[Data entries]
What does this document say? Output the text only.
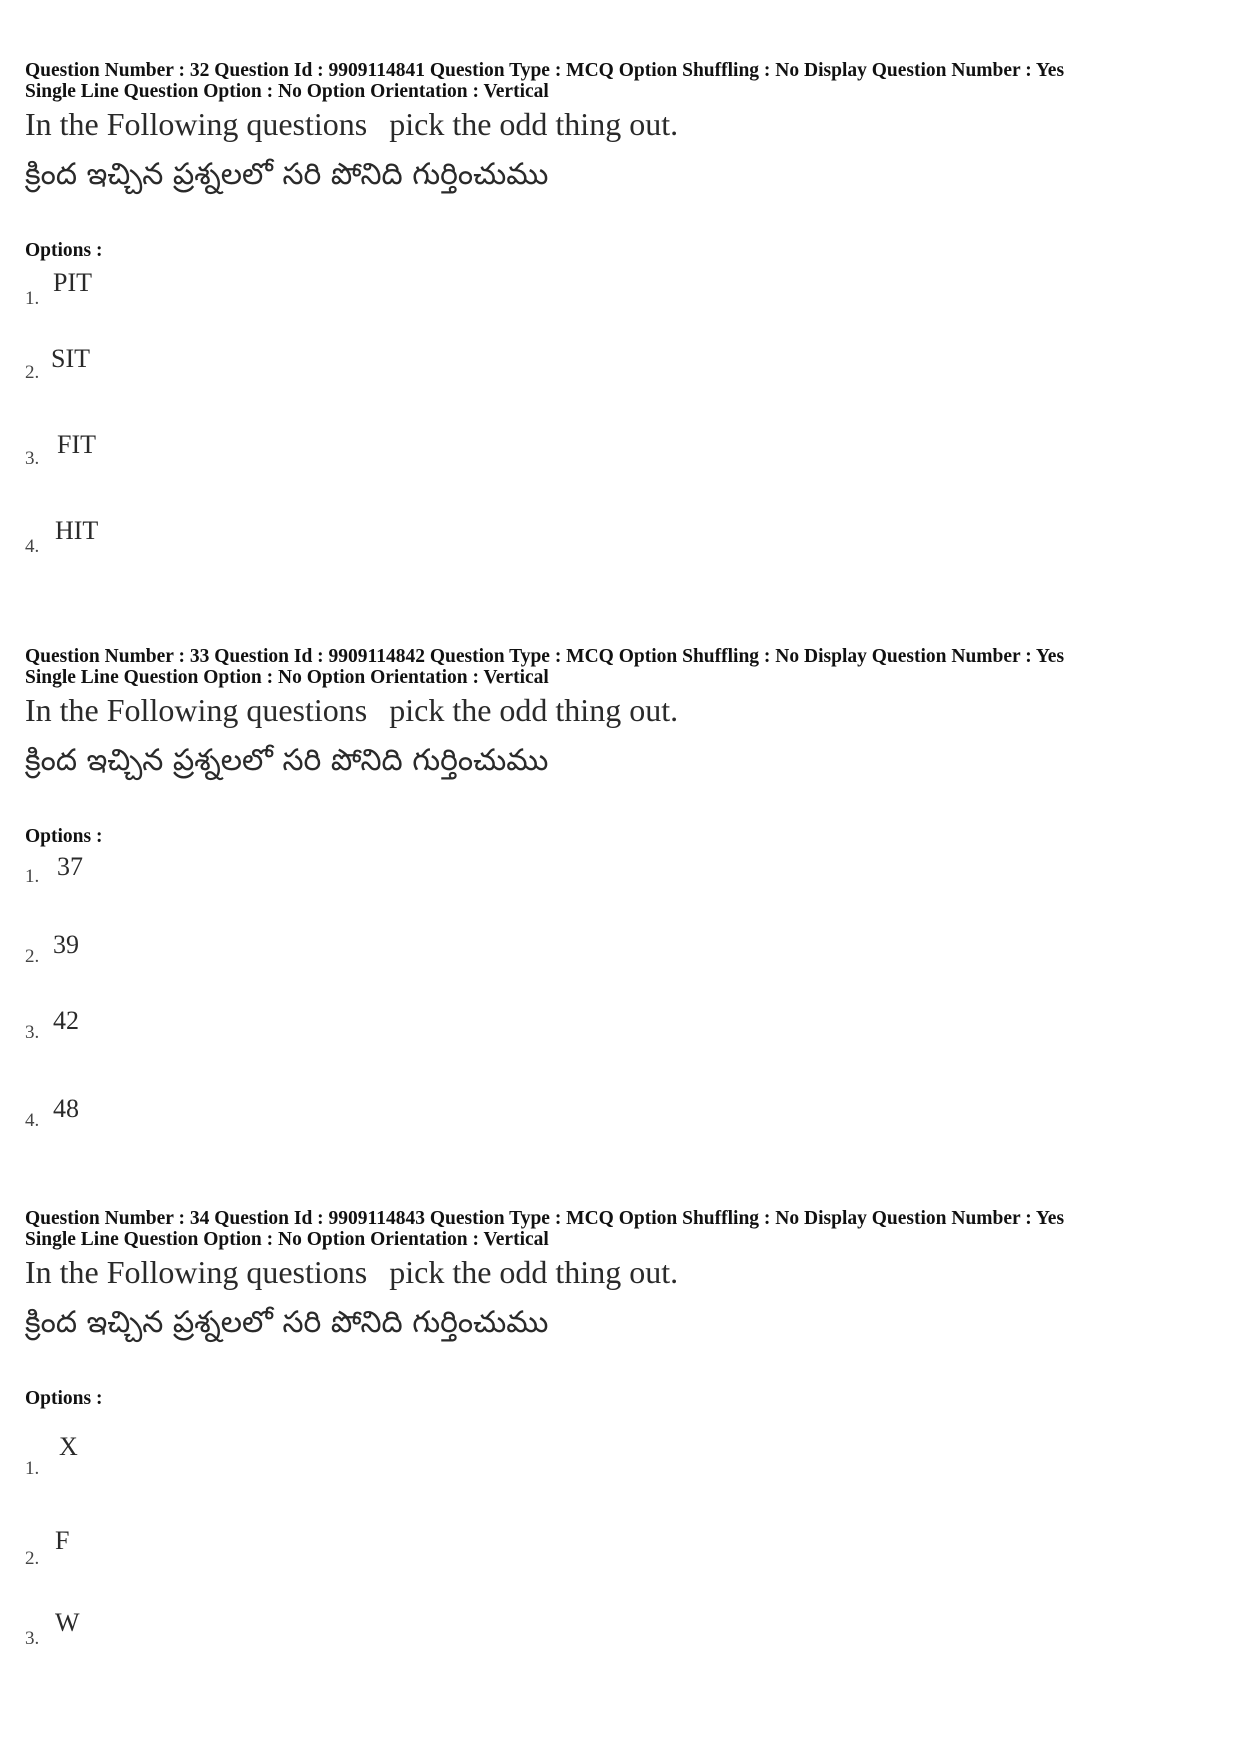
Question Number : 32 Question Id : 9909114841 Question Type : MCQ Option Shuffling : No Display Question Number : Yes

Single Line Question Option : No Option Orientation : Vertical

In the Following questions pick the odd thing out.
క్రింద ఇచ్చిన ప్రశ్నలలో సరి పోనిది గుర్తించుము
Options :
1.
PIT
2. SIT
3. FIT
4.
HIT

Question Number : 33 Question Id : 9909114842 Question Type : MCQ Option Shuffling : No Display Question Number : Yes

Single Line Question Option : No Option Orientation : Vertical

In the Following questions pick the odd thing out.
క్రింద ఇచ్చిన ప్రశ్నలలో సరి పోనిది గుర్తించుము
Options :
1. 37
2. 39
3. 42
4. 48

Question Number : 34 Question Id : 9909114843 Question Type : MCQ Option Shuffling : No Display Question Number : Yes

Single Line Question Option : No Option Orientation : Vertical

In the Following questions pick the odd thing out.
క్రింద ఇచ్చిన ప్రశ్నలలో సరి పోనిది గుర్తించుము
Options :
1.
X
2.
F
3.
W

...

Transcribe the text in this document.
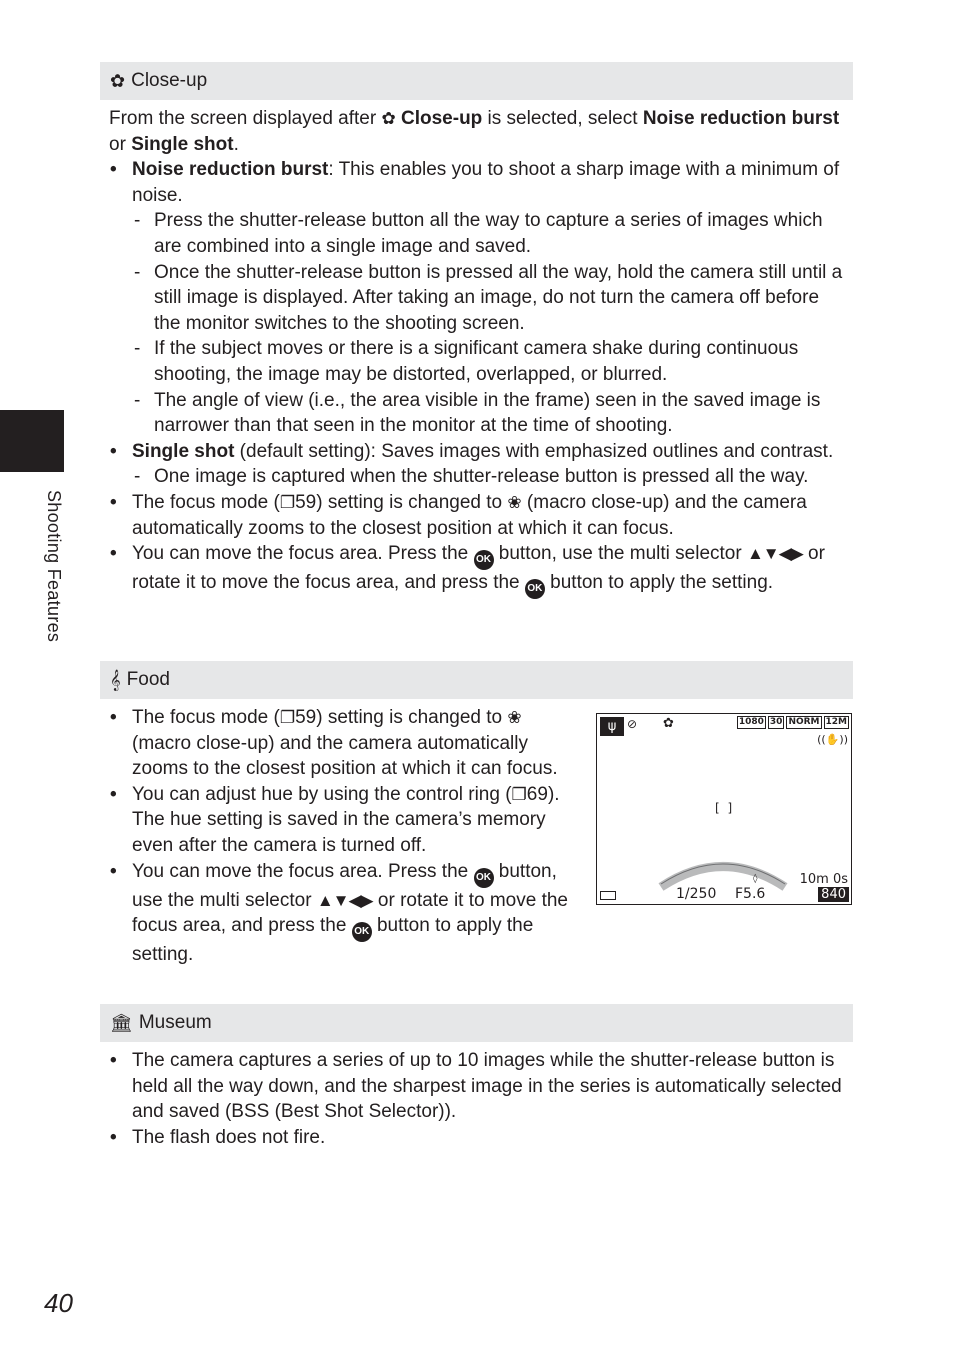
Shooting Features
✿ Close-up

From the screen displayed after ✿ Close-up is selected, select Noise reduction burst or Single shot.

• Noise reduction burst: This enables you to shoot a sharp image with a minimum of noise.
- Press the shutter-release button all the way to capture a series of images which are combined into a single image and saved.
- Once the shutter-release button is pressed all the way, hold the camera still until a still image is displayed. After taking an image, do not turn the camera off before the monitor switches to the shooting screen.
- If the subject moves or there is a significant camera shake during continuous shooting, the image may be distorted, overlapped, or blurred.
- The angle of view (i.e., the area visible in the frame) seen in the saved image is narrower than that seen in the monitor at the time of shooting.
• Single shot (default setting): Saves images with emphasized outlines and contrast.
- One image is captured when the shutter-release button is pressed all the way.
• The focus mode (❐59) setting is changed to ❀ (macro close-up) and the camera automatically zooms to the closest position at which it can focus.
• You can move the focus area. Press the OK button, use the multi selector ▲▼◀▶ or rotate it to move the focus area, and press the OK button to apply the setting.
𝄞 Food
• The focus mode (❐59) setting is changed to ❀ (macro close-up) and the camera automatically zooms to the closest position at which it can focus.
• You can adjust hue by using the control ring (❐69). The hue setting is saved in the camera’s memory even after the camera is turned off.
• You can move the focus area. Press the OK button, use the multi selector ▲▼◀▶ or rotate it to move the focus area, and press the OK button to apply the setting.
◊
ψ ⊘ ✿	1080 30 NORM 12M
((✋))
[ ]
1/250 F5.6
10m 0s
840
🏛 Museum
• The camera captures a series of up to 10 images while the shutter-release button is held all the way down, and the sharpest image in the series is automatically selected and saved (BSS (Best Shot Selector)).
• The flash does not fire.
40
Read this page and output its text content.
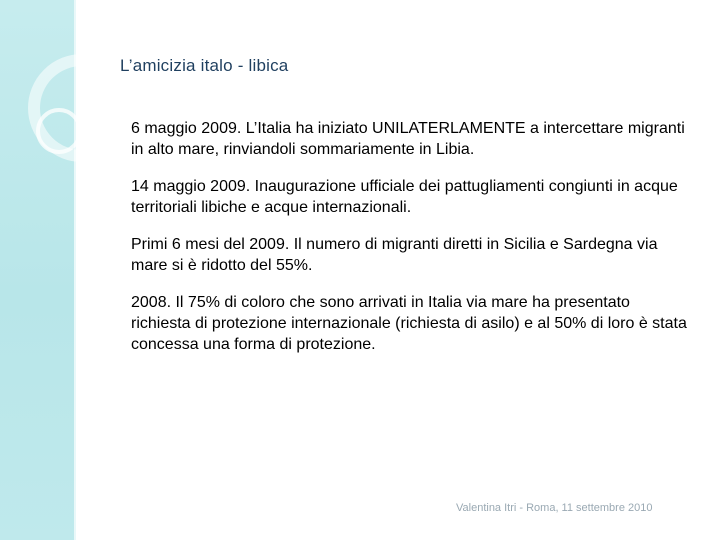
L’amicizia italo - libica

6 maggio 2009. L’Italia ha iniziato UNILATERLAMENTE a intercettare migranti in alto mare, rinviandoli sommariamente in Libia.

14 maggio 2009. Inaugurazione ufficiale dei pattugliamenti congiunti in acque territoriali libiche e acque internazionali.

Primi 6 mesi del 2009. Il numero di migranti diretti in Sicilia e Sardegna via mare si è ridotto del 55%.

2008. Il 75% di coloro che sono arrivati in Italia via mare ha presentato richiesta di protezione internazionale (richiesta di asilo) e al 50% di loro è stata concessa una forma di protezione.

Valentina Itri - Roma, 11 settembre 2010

--

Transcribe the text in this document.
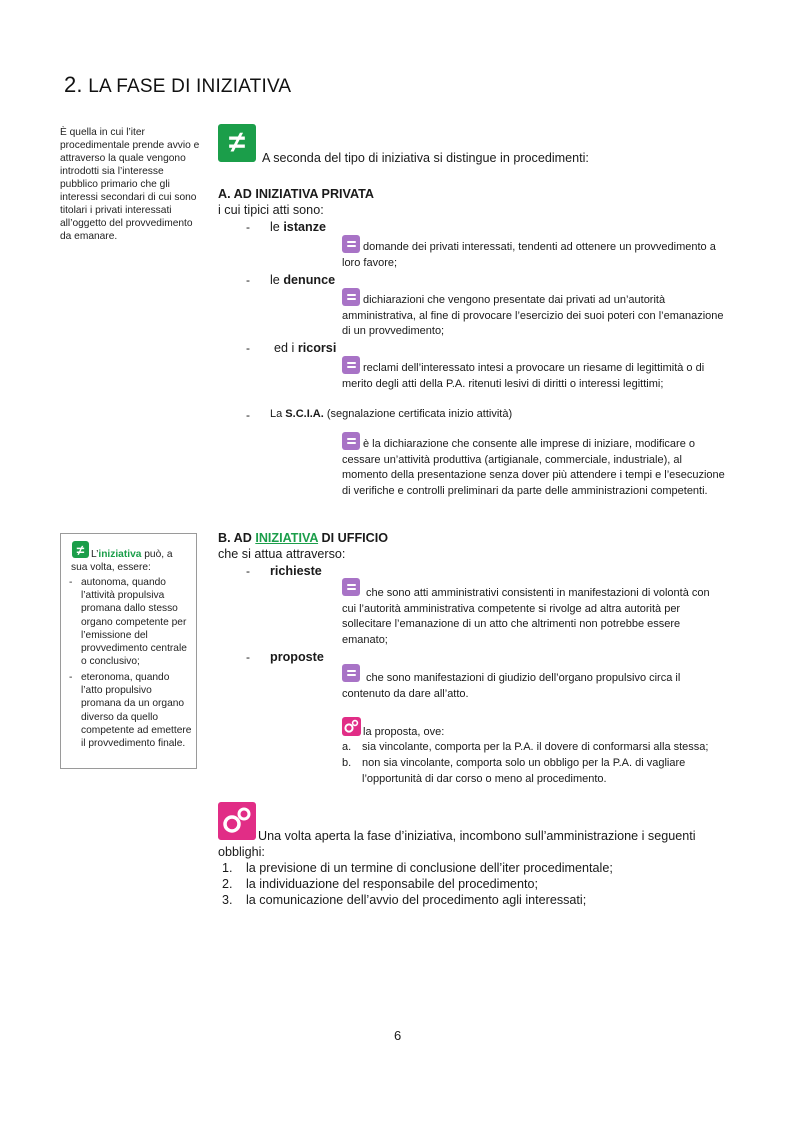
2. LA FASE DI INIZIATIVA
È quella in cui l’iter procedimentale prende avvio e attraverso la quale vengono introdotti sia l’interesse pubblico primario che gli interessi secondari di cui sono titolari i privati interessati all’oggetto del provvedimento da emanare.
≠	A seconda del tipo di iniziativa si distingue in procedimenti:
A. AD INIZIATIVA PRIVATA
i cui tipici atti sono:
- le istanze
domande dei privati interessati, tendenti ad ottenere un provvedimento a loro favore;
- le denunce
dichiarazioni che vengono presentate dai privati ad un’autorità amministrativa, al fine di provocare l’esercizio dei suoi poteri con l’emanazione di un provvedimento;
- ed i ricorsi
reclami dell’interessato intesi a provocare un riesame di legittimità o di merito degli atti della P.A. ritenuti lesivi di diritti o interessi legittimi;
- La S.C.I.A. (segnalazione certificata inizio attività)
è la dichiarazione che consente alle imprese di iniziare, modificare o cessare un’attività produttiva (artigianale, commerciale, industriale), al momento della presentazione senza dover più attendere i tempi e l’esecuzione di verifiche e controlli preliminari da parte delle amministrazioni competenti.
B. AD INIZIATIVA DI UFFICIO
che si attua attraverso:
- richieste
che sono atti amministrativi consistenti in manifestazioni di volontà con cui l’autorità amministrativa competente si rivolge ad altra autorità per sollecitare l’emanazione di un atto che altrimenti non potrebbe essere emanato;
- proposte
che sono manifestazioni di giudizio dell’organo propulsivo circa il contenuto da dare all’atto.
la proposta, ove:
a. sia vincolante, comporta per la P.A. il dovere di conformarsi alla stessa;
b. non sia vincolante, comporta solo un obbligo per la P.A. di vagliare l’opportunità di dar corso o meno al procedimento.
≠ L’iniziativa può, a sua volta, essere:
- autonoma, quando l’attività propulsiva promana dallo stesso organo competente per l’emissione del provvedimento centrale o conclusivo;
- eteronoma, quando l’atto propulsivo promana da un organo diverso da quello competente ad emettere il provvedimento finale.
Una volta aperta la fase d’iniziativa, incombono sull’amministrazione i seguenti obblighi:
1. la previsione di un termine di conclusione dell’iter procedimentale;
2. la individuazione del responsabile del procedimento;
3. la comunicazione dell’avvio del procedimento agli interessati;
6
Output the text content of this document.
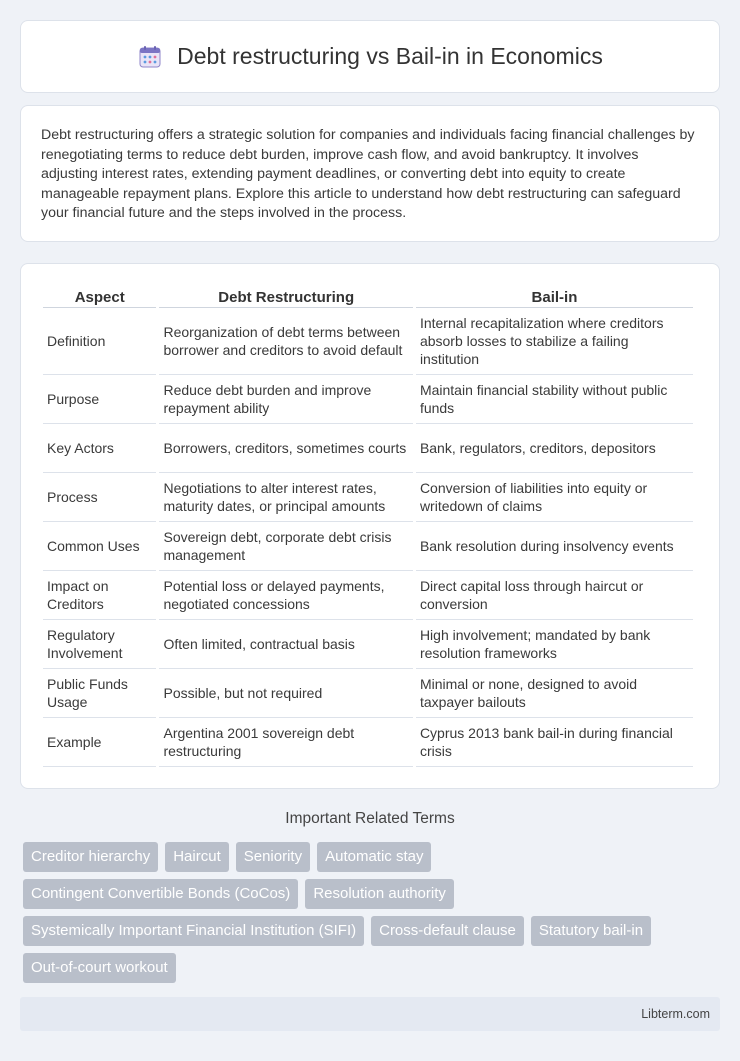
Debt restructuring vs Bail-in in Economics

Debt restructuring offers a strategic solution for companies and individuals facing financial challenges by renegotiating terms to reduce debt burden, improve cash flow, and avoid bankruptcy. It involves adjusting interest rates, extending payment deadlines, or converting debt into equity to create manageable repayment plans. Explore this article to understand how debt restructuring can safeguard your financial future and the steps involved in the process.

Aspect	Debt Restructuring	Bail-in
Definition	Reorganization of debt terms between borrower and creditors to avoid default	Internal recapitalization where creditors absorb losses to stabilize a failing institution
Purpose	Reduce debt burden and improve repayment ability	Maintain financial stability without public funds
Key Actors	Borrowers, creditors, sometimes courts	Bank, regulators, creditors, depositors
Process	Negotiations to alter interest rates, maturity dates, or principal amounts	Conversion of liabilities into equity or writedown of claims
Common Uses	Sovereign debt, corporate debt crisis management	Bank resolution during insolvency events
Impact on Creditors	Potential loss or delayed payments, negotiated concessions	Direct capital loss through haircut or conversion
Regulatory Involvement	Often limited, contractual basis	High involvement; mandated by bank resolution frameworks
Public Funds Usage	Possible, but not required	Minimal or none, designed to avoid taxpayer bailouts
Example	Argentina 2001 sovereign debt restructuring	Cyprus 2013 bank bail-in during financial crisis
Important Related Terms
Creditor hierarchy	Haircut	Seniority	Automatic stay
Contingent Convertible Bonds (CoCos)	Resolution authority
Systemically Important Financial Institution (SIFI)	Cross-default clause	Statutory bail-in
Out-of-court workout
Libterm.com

▸ **Work to complete**
Pull out and copy each line containing the string "organo".

▸ **Task answer**
che sono manifestazioni di giudizio dell’organo propulsivo circa il contenuto da dare all’atto.
- autonoma, quando l’attività propulsiva promana dallo stesso organo competente per l’emissione del provvedimento centrale o conclusivo;
- eteronoma, quando l’atto propulsivo promana da un organo diverso da quello competente ad emettere il provvedimento finale.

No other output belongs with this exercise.